What needs to be done =
In the listing below, locate the lines that hold "frac" and copy them.

Materials provided =
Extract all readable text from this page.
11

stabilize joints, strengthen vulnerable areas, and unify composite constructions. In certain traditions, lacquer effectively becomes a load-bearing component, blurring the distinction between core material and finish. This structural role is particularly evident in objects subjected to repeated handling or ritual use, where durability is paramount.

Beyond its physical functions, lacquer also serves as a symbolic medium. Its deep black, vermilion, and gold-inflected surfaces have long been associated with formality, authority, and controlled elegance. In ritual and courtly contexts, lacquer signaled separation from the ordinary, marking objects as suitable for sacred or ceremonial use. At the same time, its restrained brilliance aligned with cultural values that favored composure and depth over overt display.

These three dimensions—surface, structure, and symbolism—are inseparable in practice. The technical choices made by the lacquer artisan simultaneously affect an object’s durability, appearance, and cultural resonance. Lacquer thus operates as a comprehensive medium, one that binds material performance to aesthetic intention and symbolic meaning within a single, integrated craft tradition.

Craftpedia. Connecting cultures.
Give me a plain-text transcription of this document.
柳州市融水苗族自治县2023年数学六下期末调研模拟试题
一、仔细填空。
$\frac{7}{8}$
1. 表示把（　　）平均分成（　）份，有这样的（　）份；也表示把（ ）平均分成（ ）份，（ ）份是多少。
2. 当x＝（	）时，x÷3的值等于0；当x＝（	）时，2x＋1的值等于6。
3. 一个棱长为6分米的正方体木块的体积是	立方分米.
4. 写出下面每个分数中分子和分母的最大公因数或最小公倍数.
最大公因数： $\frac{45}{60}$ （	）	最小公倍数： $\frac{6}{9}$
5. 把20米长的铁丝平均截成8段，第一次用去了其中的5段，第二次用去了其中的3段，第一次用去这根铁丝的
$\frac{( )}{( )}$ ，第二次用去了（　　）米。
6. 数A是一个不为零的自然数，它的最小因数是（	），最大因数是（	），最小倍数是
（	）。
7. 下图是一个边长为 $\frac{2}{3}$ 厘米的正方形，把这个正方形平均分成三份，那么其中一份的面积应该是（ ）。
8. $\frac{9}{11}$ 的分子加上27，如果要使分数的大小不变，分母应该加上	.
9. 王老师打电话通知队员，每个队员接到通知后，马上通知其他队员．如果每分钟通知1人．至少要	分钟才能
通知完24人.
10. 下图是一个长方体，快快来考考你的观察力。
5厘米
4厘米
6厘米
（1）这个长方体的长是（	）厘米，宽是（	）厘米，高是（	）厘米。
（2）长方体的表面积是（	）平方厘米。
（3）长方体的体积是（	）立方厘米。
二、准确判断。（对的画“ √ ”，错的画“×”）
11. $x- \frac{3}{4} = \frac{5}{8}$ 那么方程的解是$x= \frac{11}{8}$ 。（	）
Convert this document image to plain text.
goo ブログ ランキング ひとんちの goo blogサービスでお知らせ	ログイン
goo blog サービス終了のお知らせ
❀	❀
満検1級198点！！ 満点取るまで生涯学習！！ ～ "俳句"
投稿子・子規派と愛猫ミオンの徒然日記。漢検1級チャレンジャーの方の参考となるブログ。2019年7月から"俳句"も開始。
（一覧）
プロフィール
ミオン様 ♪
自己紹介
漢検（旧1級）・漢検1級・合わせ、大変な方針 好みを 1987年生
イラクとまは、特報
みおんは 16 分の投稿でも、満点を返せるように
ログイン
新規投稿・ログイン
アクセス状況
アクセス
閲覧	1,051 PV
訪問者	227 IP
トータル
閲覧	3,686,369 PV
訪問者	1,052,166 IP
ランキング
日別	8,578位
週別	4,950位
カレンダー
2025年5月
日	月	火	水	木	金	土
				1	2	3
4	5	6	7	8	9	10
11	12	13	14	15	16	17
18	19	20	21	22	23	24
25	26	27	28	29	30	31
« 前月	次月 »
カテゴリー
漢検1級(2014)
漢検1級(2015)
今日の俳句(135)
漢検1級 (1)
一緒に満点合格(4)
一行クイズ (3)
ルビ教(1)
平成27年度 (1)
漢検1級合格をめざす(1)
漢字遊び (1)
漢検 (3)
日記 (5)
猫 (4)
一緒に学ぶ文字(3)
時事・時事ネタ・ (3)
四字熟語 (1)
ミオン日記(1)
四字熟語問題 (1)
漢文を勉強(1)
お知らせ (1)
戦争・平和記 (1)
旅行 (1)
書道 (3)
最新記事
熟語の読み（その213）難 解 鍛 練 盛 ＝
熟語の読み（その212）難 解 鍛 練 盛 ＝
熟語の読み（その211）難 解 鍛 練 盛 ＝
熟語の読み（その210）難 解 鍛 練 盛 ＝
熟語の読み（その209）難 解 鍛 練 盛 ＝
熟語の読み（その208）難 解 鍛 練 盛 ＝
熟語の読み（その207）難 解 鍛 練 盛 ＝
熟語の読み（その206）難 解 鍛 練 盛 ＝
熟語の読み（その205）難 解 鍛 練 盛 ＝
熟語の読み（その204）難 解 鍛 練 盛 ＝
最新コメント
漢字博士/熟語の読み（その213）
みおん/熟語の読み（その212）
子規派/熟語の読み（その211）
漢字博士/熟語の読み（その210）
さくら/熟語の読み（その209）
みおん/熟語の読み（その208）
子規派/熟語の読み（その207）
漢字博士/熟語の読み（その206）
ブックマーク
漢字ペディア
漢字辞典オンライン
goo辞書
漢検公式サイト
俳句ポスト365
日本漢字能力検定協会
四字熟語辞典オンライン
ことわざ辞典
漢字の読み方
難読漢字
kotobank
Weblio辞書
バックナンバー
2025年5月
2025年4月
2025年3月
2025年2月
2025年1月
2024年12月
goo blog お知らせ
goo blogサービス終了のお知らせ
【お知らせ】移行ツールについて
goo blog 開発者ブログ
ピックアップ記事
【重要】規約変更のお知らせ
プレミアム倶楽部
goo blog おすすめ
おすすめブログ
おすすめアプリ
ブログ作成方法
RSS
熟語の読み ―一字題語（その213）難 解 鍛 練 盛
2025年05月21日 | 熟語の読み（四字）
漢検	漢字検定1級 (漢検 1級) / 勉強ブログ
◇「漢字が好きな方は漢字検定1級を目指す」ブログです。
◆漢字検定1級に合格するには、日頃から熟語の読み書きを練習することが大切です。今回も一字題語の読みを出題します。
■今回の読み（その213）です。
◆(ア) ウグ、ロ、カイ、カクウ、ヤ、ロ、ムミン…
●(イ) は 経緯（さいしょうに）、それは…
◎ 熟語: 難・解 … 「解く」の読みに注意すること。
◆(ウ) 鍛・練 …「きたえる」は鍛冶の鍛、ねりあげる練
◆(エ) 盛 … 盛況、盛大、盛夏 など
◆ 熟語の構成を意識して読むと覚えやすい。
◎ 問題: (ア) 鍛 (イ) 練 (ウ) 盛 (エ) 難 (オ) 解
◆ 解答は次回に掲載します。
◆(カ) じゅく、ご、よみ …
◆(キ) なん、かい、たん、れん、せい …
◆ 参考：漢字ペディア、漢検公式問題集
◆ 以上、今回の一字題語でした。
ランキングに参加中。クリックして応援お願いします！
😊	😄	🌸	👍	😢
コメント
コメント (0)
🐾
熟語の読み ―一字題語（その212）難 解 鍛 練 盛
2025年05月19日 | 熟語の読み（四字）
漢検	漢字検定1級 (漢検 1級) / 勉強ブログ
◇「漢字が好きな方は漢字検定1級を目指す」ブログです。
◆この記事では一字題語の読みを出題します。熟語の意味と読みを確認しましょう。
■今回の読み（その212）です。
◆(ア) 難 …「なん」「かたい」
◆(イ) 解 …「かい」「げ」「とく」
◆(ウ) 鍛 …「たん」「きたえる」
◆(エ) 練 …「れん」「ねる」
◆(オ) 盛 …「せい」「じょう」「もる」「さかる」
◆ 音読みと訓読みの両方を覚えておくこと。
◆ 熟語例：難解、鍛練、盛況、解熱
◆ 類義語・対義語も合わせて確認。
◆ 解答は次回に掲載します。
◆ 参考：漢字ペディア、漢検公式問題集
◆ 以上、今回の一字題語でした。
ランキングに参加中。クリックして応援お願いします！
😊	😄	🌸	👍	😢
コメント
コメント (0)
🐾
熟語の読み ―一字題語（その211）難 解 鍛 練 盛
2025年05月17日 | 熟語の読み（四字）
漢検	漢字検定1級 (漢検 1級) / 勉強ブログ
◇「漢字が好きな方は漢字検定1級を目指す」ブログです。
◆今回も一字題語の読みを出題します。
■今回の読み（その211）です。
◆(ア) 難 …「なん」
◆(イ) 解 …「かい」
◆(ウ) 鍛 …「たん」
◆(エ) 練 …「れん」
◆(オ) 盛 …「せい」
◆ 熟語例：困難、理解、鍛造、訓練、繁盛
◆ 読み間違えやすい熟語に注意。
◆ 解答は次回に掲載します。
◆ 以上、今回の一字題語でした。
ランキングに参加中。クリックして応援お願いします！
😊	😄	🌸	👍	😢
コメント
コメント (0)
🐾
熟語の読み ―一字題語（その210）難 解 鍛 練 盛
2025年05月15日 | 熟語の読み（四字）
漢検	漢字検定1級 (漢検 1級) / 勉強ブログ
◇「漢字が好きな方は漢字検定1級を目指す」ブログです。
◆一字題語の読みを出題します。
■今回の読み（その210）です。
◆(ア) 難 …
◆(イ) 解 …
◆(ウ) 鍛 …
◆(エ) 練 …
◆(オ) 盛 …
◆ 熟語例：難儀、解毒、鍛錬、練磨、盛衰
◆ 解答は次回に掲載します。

Completed task =
$\frac{7}{8}$
最大公因数： $\frac{45}{60}$ （	）	最小公倍数： $\frac{6}{9}$
$\frac{( )}{( )}$ ，第二次用去了（　　）米。
7. 下图是一个边长为 $\frac{2}{3}$ 厘米的正方形，把这个正方形平均分成三份，那么其中一份的面积应该是（ ）。
8. $\frac{9}{11}$ 的分子加上27，如果要使分数的大小不变，分母应该加上	.
11. $x- \frac{3}{4} = \frac{5}{8}$ 那么方程的解是$x= \frac{11}{8}$ 。（	）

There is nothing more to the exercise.